• _PROBLEM DESCRIPTION_
The records below are made of lines; count those holding the word "JSON" and give the number only.

• _Entries from a visual dataset_
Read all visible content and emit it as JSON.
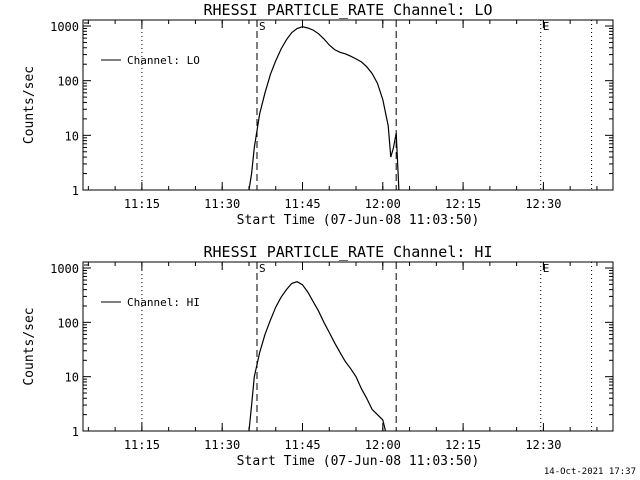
{
  "footer_timestamp": "14-Oct-2021 17:37",
  "colors": {
    "background": "#ffffff",
    "foreground": "#000000"
  },
  "chart_data": [
    {
      "type": "line",
      "title": "RHESSI PARTICLE_RATE Channel: LO",
      "xlabel": "Start Time (07-Jun-08 11:03:50)",
      "ylabel": "Counts/sec",
      "yscale": "log",
      "ylim": [
        1,
        1000
      ],
      "xlim": [
        "11:04",
        "12:43"
      ],
      "x_ticks": [
        "11:15",
        "11:30",
        "11:45",
        "12:00",
        "12:15",
        "12:30"
      ],
      "y_ticks": [
        "1",
        "10",
        "100",
        "1000"
      ],
      "legend": {
        "position": "top-left",
        "entries": [
          "Channel: LO"
        ]
      },
      "grid": false,
      "markers": [
        {
          "label": "S",
          "time": "11:36.5",
          "style": "dashed"
        },
        {
          "label": "",
          "time": "12:02.5",
          "style": "dashed"
        },
        {
          "label": "",
          "time": "11:15",
          "style": "dotted"
        },
        {
          "label": "E",
          "time": "12:29.5",
          "style": "dotted"
        },
        {
          "label": "",
          "time": "12:39",
          "style": "dotted"
        }
      ],
      "series": [
        {
          "name": "Channel: LO",
          "x": [
            "11:35",
            "11:35.5",
            "11:36",
            "11:37",
            "11:38",
            "11:39",
            "11:40",
            "11:41",
            "11:42",
            "11:43",
            "11:44",
            "11:45",
            "11:46",
            "11:47",
            "11:48",
            "11:49",
            "11:50",
            "11:51",
            "11:52",
            "11:53",
            "11:54",
            "11:55",
            "11:56",
            "11:57",
            "11:58",
            "11:59",
            "12:00",
            "12:01",
            "12:01.5",
            "12:02",
            "12:02.5",
            "12:03"
          ],
          "values": [
            1,
            2,
            6,
            25,
            60,
            130,
            230,
            380,
            560,
            760,
            900,
            970,
            920,
            840,
            720,
            580,
            450,
            370,
            330,
            310,
            280,
            250,
            220,
            180,
            135,
            90,
            45,
            15,
            4,
            6,
            11,
            1
          ]
        }
      ]
    },
    {
      "type": "line",
      "title": "RHESSI PARTICLE_RATE Channel: HI",
      "xlabel": "Start Time (07-Jun-08 11:03:50)",
      "ylabel": "Counts/sec",
      "yscale": "log",
      "ylim": [
        1,
        1000
      ],
      "xlim": [
        "11:04",
        "12:43"
      ],
      "x_ticks": [
        "11:15",
        "11:30",
        "11:45",
        "12:00",
        "12:15",
        "12:30"
      ],
      "y_ticks": [
        "1",
        "10",
        "100",
        "1000"
      ],
      "legend": {
        "position": "top-left",
        "entries": [
          "Channel: HI"
        ]
      },
      "grid": false,
      "markers": [
        {
          "label": "S",
          "time": "11:36.5",
          "style": "dashed"
        },
        {
          "label": "",
          "time": "12:02.5",
          "style": "dashed"
        },
        {
          "label": "",
          "time": "11:15",
          "style": "dotted"
        },
        {
          "label": "E",
          "time": "12:29.5",
          "style": "dotted"
        },
        {
          "label": "",
          "time": "12:39",
          "style": "dotted"
        }
      ],
      "series": [
        {
          "name": "Channel: HI",
          "x": [
            "11:35",
            "11:35.5",
            "11:36",
            "11:37",
            "11:38",
            "11:39",
            "11:40",
            "11:41",
            "11:42",
            "11:43",
            "11:44",
            "11:45",
            "11:46",
            "11:47",
            "11:48",
            "11:49",
            "11:50",
            "11:51",
            "11:52",
            "11:53",
            "11:54",
            "11:55",
            "11:56",
            "11:57",
            "11:58",
            "11:59",
            "12:00",
            "12:00.5"
          ],
          "values": [
            1,
            3,
            10,
            28,
            60,
            110,
            190,
            290,
            400,
            520,
            560,
            490,
            360,
            240,
            160,
            100,
            65,
            42,
            28,
            19,
            14,
            10,
            6,
            4,
            2.5,
            2,
            1.6,
            1
          ]
        }
      ]
    }
  ]
}
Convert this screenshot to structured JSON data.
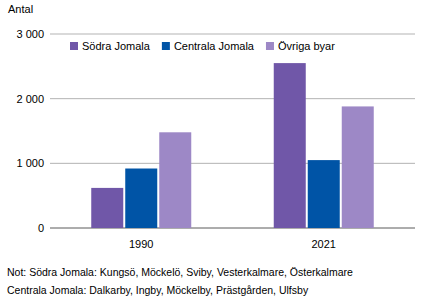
{
  "chart_data": {
    "type": "bar",
    "y_label": "Antal",
    "categories": [
      "1990",
      "2021"
    ],
    "series": [
      {
        "name": "Södra Jomala",
        "color": "#7057a8",
        "values": [
          620,
          2550
        ]
      },
      {
        "name": "Centrala Jomala",
        "color": "#0054a6",
        "values": [
          920,
          1050
        ]
      },
      {
        "name": "Övriga byar",
        "color": "#9d88c6",
        "values": [
          1480,
          1880
        ]
      }
    ],
    "ylim": [
      0,
      3000
    ],
    "yticks": [
      0,
      {
        "value": 1000,
        "label": "1 000"
      },
      {
        "value": 2000,
        "label": "2 000"
      },
      {
        "value": 3000,
        "label": "3 000"
      }
    ],
    "grid": true,
    "legend": "top",
    "notes": [
      "Not: Södra Jomala: Kungsö, Möckelö, Sviby, Vesterkalmare, Österkalmare",
      "Centrala Jomala: Dalkarby, Ingby, Möckelby, Prästgården, Ulfsby"
    ]
  }
}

• _TASK RESPONSE_
2